Given exercise
Copy the data below exactly.

Stored data
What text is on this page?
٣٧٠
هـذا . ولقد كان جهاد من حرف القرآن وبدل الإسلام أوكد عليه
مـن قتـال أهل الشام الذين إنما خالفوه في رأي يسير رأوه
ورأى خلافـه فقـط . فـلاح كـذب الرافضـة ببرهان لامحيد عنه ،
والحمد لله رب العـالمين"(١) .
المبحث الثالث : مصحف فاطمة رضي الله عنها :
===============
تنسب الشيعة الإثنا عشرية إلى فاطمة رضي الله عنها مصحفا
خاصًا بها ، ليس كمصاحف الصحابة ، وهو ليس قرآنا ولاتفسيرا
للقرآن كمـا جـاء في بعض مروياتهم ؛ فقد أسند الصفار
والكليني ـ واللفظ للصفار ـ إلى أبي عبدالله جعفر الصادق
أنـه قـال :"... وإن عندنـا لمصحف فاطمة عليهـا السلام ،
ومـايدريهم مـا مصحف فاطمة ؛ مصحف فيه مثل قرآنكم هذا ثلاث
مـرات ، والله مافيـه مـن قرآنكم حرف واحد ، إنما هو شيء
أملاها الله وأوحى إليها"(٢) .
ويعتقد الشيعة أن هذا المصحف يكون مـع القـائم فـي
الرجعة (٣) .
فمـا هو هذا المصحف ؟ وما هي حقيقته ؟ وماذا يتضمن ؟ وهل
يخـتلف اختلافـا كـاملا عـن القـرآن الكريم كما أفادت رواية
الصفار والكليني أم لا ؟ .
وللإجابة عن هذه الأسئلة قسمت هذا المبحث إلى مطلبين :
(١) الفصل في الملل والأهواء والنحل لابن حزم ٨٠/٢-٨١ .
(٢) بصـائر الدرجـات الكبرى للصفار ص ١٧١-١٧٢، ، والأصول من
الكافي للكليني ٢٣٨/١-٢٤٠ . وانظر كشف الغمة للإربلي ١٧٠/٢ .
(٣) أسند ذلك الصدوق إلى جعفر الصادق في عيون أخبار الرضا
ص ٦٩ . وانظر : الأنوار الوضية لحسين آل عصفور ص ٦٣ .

Problem solution
What text is on this page?
٣٧٠
هـذا . ولقد كان جهاد من حرف القرآن وبدل الإسلام أوكد عليه
مـن قتـال أهل الشام الذين إنما خالفوه في رأي يسير رأوه
ورأى خلافـه فقـط . فـلاح كـذب الرافضـة ببرهان لامحيد عنه ،
والحمد لله رب العـالمين"(١) .
المبحث الثالث : مصحف فاطمة رضي الله عنها :
===============
تنسب الشيعة الإثنا عشرية إلى فاطمة رضي الله عنها مصحفا
خاصًا بها ، ليس كمصاحف الصحابة ، وهو ليس قرآنا ولاتفسيرا
للقرآن كمـا جـاء في بعض مروياتهم ؛ فقد أسند الصفار
والكليني ـ واللفظ للصفار ـ إلى أبي عبدالله جعفر الصادق
أنـه قـال :"... وإن عندنـا لمصحف فاطمة عليهـا السلام ،
ومـايدريهم مـا مصحف فاطمة ؛ مصحف فيه مثل قرآنكم هذا ثلاث
مـرات ، والله مافيـه مـن قرآنكم حرف واحد ، إنما هو شيء
أملاها الله وأوحى إليها"(٢) .
ويعتقد الشيعة أن هذا المصحف يكون مـع القـائم فـي
الرجعة (٣) .
فمـا هو هذا المصحف ؟ وما هي حقيقته ؟ وماذا يتضمن ؟ وهل
يخـتلف اختلافـا كـاملا عـن القـرآن الكريم كما أفادت رواية
الصفار والكليني أم لا ؟ .
وللإجابة عن هذه الأسئلة قسمت هذا المبحث إلى مطلبين :
(١) الفصل في الملل والأهواء والنحل لابن حزم ٨٠/٢-٨١ .
(٢) بصـائر الدرجـات الكبرى للصفار ص ١٧١-١٧٢، ، والأصول من
الكافي للكليني ٢٣٨/١-٢٤٠ . وانظر كشف الغمة للإربلي ١٧٠/٢ .
(٣) أسند ذلك الصدوق إلى جعفر الصادق في عيون أخبار الرضا
ص ٦٩ . وانظر : الأنوار الوضية لحسين آل عصفور ص ٦٣ .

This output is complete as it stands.